• _Selected excerpt_

Friday, April 22, 2016

Just assume there's more here...


I read a bunch of other stuff. I'm not writing it down. I'll regret that one day, but I'm also really busy right now.


Thursday, January 14, 2016

Doesn't Count- Volume 2

Flesh Wounds by Richard Glover.

Memoir, but by a man.

Richard Glover’s Herald columns, which I have been reading for 20 years, are the ultimate in suburban dad. His jokes are dorky and repetitive, built on a foundation of straight white man privilege. Who could have known that his own childhood was such a hurtful, chaotic mess? I assumed that suburbs breed suburbs. I’m glad he found happiness and was able to create a loving family. His wife Debra Oswald seems pretty tops. I am certain that if I put in the effort, I could find Danota. My Google- Fu is pretty strong.


Sunday, January 3, 2016

Doesn’t Count List

Five Days at Memorial by Sheri Fink.

Nonfiction by a woman, not a memoir.

I assumed my thoughts on this would be cut and dried- I’m fairly utilitarian, not religious, and certainly persuaded by the idea that prolonging life for the benefit of those still living can be hugely painful. When it comes to me, don’t do everything possible. Just do a sensible amount. I’m grateful every day that I didn’t die in childbirth, and that my children are vaccinated. Interventions all. But what is a sensible amount of intervention? I don’t know, and this book won’t lead you there. I am, however, firmly convinced that of all the people potentially who caused suffering during Hurricane Katrina, one random doctor is not the most culpable.






Mao’s Last Dancer by Li Cunxin

Memoir, but by a man.

The backlash against gratitude has begun, still let me say that I read this and felt an enormous amount of gratitude for my life. Thank you, universe, for not making me born a peasant in rural China during the cultural revolution. I vow to read a memoir like this during every Christmas with my in-laws. Imagine being this tough. IMAGINE.

• _Provided data_
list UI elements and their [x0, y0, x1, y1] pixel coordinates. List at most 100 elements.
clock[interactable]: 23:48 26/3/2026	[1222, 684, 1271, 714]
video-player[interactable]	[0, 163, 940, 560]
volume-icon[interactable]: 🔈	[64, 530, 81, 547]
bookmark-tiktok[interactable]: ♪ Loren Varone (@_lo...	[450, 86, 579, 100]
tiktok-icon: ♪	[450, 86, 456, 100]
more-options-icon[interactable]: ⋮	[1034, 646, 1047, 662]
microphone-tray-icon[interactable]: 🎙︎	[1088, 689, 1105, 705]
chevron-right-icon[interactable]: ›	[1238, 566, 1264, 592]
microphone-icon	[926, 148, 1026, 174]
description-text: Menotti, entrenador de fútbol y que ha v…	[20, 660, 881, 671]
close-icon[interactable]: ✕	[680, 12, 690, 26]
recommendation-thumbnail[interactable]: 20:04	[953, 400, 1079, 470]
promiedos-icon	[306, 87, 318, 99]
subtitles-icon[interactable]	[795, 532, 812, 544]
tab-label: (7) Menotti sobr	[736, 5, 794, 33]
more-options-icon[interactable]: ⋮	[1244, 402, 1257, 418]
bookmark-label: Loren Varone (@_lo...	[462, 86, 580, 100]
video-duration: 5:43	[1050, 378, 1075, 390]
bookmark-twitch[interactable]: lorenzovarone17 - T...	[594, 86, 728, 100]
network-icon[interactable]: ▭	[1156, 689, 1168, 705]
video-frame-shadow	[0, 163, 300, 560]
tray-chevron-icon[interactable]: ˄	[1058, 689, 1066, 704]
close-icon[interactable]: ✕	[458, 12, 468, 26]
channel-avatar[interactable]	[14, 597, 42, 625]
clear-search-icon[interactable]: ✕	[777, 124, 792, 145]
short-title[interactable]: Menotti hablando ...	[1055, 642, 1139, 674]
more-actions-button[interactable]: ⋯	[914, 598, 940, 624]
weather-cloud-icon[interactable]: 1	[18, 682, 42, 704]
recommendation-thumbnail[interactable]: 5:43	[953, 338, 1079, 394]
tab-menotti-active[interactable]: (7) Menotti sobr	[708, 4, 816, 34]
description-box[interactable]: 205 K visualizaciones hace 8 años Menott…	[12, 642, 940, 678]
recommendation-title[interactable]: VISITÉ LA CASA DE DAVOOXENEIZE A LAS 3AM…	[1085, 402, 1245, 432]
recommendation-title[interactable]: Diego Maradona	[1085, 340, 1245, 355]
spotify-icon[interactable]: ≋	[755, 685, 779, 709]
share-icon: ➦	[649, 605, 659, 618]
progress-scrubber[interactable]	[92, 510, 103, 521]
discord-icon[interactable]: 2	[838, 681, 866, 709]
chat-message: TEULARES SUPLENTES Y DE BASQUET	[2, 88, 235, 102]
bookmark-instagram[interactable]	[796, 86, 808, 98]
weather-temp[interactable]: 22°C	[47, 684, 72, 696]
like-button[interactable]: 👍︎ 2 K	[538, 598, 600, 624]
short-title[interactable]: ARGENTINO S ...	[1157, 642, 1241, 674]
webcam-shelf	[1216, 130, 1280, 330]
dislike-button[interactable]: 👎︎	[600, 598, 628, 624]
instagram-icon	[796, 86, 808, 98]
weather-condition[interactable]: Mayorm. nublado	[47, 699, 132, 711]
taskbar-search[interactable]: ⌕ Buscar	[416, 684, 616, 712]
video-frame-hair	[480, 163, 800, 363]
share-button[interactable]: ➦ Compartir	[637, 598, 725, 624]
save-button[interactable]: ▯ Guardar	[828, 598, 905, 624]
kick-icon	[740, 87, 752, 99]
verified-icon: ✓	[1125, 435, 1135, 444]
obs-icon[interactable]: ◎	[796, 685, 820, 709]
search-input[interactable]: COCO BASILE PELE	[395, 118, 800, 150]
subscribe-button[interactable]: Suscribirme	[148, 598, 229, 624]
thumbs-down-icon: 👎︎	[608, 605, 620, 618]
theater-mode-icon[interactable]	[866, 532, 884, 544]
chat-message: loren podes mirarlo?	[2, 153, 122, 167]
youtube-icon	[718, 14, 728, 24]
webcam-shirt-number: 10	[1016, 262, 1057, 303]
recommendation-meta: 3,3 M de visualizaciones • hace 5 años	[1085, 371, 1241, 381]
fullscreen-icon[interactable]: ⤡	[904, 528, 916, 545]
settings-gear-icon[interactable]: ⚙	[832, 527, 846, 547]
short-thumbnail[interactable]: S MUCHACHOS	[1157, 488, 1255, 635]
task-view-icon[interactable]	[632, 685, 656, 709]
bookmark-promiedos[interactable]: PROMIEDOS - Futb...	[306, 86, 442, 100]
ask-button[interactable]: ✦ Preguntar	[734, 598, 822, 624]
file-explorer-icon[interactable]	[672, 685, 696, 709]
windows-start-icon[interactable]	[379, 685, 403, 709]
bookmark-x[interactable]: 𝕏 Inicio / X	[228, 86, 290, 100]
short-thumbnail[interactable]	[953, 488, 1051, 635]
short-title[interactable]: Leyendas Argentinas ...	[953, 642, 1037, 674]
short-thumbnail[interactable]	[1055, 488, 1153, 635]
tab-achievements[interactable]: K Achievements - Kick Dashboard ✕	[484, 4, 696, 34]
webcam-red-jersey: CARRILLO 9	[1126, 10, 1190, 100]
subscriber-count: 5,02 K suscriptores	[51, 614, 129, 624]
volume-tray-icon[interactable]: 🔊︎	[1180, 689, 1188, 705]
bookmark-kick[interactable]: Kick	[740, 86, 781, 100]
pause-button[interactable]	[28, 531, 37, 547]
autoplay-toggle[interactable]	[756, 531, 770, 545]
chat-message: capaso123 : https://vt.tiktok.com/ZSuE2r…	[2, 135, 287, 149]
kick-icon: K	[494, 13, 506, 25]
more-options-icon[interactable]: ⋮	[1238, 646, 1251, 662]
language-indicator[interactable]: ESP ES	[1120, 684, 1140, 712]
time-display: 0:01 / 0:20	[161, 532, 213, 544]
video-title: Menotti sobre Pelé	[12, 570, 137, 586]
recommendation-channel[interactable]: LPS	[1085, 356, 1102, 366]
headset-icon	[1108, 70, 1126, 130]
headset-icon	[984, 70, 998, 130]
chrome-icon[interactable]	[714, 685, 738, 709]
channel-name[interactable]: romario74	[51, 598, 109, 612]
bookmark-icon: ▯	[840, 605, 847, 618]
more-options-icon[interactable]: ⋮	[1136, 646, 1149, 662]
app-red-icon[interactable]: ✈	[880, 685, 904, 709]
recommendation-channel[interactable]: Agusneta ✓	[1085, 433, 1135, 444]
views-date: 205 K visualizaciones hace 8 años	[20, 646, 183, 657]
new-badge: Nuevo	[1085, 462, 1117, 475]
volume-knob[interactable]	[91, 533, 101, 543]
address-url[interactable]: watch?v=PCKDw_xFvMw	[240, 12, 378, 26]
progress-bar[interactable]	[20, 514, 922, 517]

• _Check your understanding_
[1] Copy the reading blog exactly as it appears, from "Mao’s Last Dancer" up to and including "this tough. IMAGINE.".
[2] Sum up the reading blog in two sentences.

• _Results by task_
[1]
Mao’s Last Dancer by Li Cunxin

Memoir, but by a man.

The backlash against gratitude has begun, still let me say that I read this and felt an enormous amount of gratitude for my life. Thank you, universe, for not making me born a peasant in rural China during the cultural revolution. I vow to read a memoir like this during every Christmas with my in-laws. Imagine being this tough. IMAGINE.

[2] The blog lists books that "don't count," including Richard Glover's memoir Flesh Wounds, Sheri Fink's nonfiction book Five Days at Memorial, and Li Cunxin's memoir Mao's Last Dancer. The writer was surprised that Glover's childhood was such a chaotic mess, came away convinced that one doctor was not the most to blame for suffering during Hurricane Katrina, and felt enormous gratitude after reading Li's story.